Work to be completed -
Locate each line below that includes "宁晋县凤凰房地产开发有限公司" and reproduce it.

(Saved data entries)
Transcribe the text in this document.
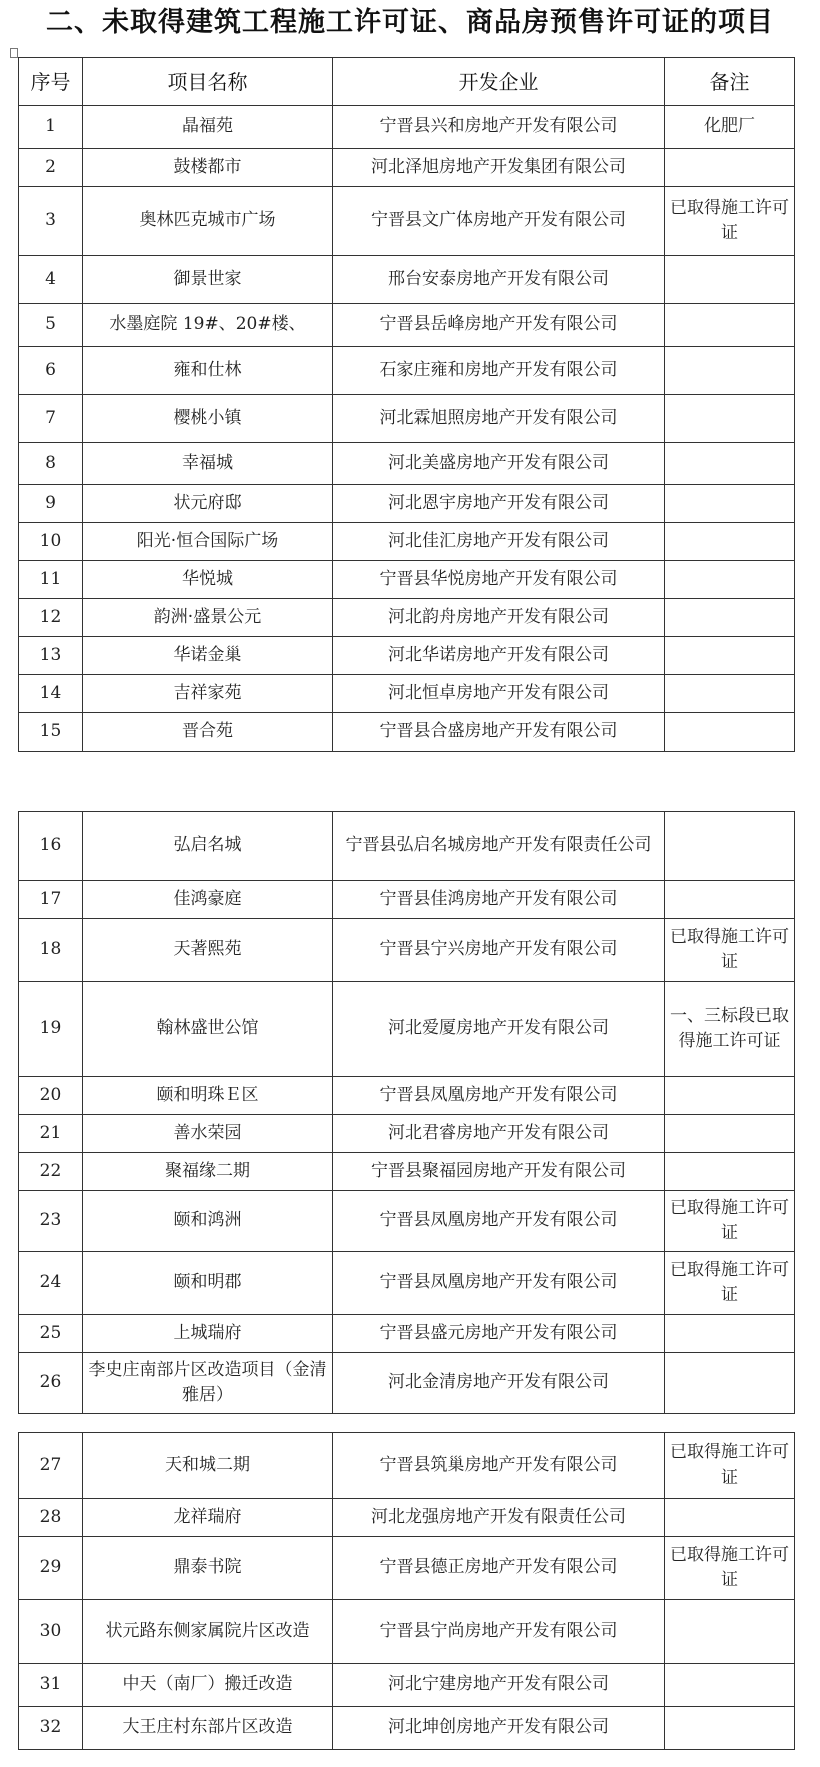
二、未取得建筑工程施工许可证、商品房预售许可证的项目
序号	项目名称	开发企业	备注
1	晶福苑	宁晋县兴和房地产开发有限公司	化肥厂
2	鼓楼都市	河北泽旭房地产开发集团有限公司	
3	奥林匹克城市广场	宁晋县文广体房地产开发有限公司	已取得施工许可证
4	御景世家	邢台安泰房地产开发有限公司	
5	水墨庭院 19#、20#楼、	宁晋县岳峰房地产开发有限公司	
6	雍和仕林	石家庄雍和房地产开发有限公司	
7	樱桃小镇	河北霖旭照房地产开发有限公司	
8	幸福城	河北美盛房地产开发有限公司	
9	状元府邸	河北恩宇房地产开发有限公司	
10	阳光·恒合国际广场	河北佳汇房地产开发有限公司	
11	华悦城	宁晋县华悦房地产开发有限公司	
12	韵洲·盛景公元	河北韵舟房地产开发有限公司	
13	华诺金巢	河北华诺房地产开发有限公司	
14	吉祥家苑	河北恒卓房地产开发有限公司	
15	晋合苑	宁晋县合盛房地产开发有限公司	
16	弘启名城	宁晋县弘启名城房地产开发有限责任公司	
17	佳鸿豪庭	宁晋县佳鸿房地产开发有限公司	
18	天著熙苑	宁晋县宁兴房地产开发有限公司	已取得施工许可证
19	翰林盛世公馆	河北爱厦房地产开发有限公司	一、三标段已取得施工许可证
20	颐和明珠Ｅ区	宁晋县凤凰房地产开发有限公司	
21	善水荣园	河北君睿房地产开发有限公司	
22	聚福缘二期	宁晋县聚福园房地产开发有限公司	
23	颐和鸿洲	宁晋县凤凰房地产开发有限公司	已取得施工许可证
24	颐和明郡	宁晋县凤凰房地产开发有限公司	已取得施工许可证
25	上城瑞府	宁晋县盛元房地产开发有限公司	
26	李史庄南部片区改造项目（金清雅居）	河北金清房地产开发有限公司	
27	天和城二期	宁晋县筑巢房地产开发有限公司	已取得施工许可证
28	龙祥瑞府	河北龙强房地产开发有限责任公司	
29	鼎泰书院	宁晋县德正房地产开发有限公司	已取得施工许可证
30	状元路东侧家属院片区改造	宁晋县宁尚房地产开发有限公司	
31	中天（南厂）搬迁改造	河北宁建房地产开发有限公司	
32	大王庄村东部片区改造	河北坤创房地产开发有限公司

Output for this task -
20	颐和明珠Ｅ区	宁晋县凤凰房地产开发有限公司	
23	颐和鸿洲	宁晋县凤凰房地产开发有限公司	已取得施工许可证
24	颐和明郡	宁晋县凤凰房地产开发有限公司	已取得施工许可证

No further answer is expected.